# YOUR INSTRUCTIONS
Omit the pictures and return every entry exactly as written.

# TASK INPUT
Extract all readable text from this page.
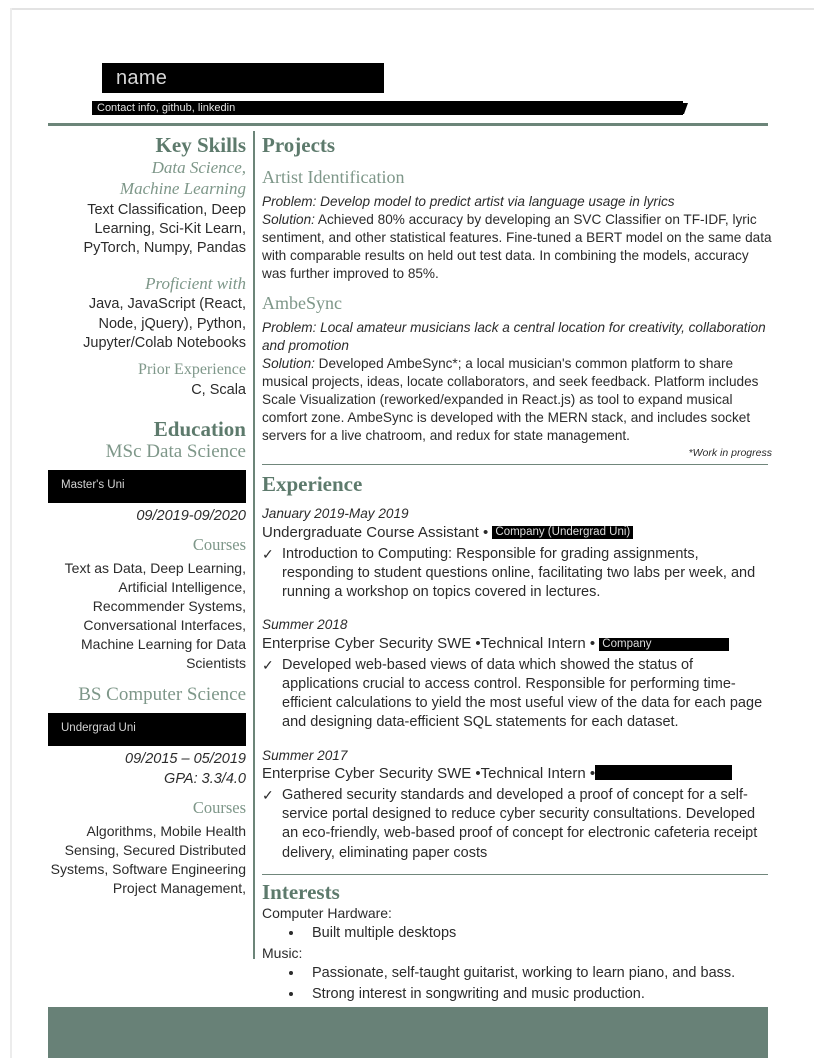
name
Contact info, github, linkedin
Key Skills
Data Science,
Machine Learning
Text Classification, Deep Learning, Sci-Kit Learn, PyTorch, Numpy, Pandas
Proficient with
Java, JavaScript (React, Node, jQuery), Python, Jupyter/Colab Notebooks
Prior Experience
C, Scala
Education
MSc Data Science
Master's Uni
09/2019-09/2020
Courses
Text as Data, Deep Learning, Artificial Intelligence, Recommender Systems, Conversational Interfaces, Machine Learning for Data Scientists
BS Computer Science
Undergrad Uni
09/2015 – 05/2019
GPA: 3.3/4.0
Courses
Algorithms, Mobile Health Sensing, Secured Distributed Systems, Software Engineering Project Management,
Projects
Artist Identification
Problem: Develop model to predict artist via language usage in lyrics
Solution: Achieved 80% accuracy by developing an SVC Classifier on TF-IDF, lyric sentiment, and other statistical features. Fine-tuned a BERT model on the same data with comparable results on held out test data. In combining the models, accuracy was further improved to 85%.
AmbeSync
Problem: Local amateur musicians lack a central location for creativity, collaboration and promotion
Solution: Developed AmbeSync*; a local musician's common platform to share musical projects, ideas, locate collaborators, and seek feedback. Platform includes Scale Visualization (reworked/expanded in React.js) as tool to expand musical comfort zone. AmbeSync is developed with the MERN stack, and includes socket servers for a live chatroom, and redux for state management.
*Work in progress
Experience
January 2019-May 2019
Undergraduate Course Assistant • Company (Undergrad Uni)
✓ Introduction to Computing: Responsible for grading assignments, responding to student questions online, facilitating two labs per week, and running a workshop on topics covered in lectures.
Summer 2018
Enterprise Cyber Security SWE •Technical Intern • Company
✓ Developed web-based views of data which showed the status of applications crucial to access control. Responsible for performing time-efficient calculations to yield the most useful view of the data for each page and designing data-efficient SQL statements for each dataset.
Summer 2017
Enterprise Cyber Security SWE •Technical Intern •
✓ Gathered security standards and developed a proof of concept for a self-service portal designed to reduce cyber security consultations. Developed an eco-friendly, web-based proof of concept for electronic cafeteria receipt delivery, eliminating paper costs
Interests
Computer Hardware:
• Built multiple desktops
Music:
• Passionate, self-taught guitarist, working to learn piano, and bass.
• Strong interest in songwriting and music production.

# FINISHED EXERCISE
Extract all readable text from this page.
name
Contact info, github, linkedin
Key Skills
Data Science,
Machine Learning
Text Classification, Deep Learning, Sci-Kit Learn, PyTorch, Numpy, Pandas
Proficient with
Java, JavaScript (React, Node, jQuery), Python, Jupyter/Colab Notebooks
Prior Experience
C, Scala
Education
MSc Data Science
Master's Uni
09/2019-09/2020
Courses
Text as Data, Deep Learning, Artificial Intelligence, Recommender Systems, Conversational Interfaces, Machine Learning for Data Scientists
BS Computer Science
Undergrad Uni
09/2015 – 05/2019
GPA: 3.3/4.0
Courses
Algorithms, Mobile Health Sensing, Secured Distributed Systems, Software Engineering Project Management,
Projects
Artist Identification
Problem: Develop model to predict artist via language usage in lyrics
Solution: Achieved 80% accuracy by developing an SVC Classifier on TF-IDF, lyric sentiment, and other statistical features. Fine-tuned a BERT model on the same data with comparable results on held out test data. In combining the models, accuracy was further improved to 85%.
AmbeSync
Problem: Local amateur musicians lack a central location for creativity, collaboration and promotion
Solution: Developed AmbeSync*; a local musician's common platform to share musical projects, ideas, locate collaborators, and seek feedback. Platform includes Scale Visualization (reworked/expanded in React.js) as tool to expand musical comfort zone. AmbeSync is developed with the MERN stack, and includes socket servers for a live chatroom, and redux for state management.
*Work in progress
Experience
January 2019-May 2019
Undergraduate Course Assistant • Company (Undergrad Uni)
✓ Introduction to Computing: Responsible for grading assignments, responding to student questions online, facilitating two labs per week, and running a workshop on topics covered in lectures.
Summer 2018
Enterprise Cyber Security SWE •Technical Intern • Company
✓ Developed web-based views of data which showed the status of applications crucial to access control. Responsible for performing time-efficient calculations to yield the most useful view of the data for each page and designing data-efficient SQL statements for each dataset.
Summer 2017
Enterprise Cyber Security SWE •Technical Intern •
✓ Gathered security standards and developed a proof of concept for a self-service portal designed to reduce cyber security consultations. Developed an eco-friendly, web-based proof of concept for electronic cafeteria receipt delivery, eliminating paper costs
Interests
Computer Hardware:
• Built multiple desktops
Music:
• Passionate, self-taught guitarist, working to learn piano, and bass.
• Strong interest in songwriting and music production.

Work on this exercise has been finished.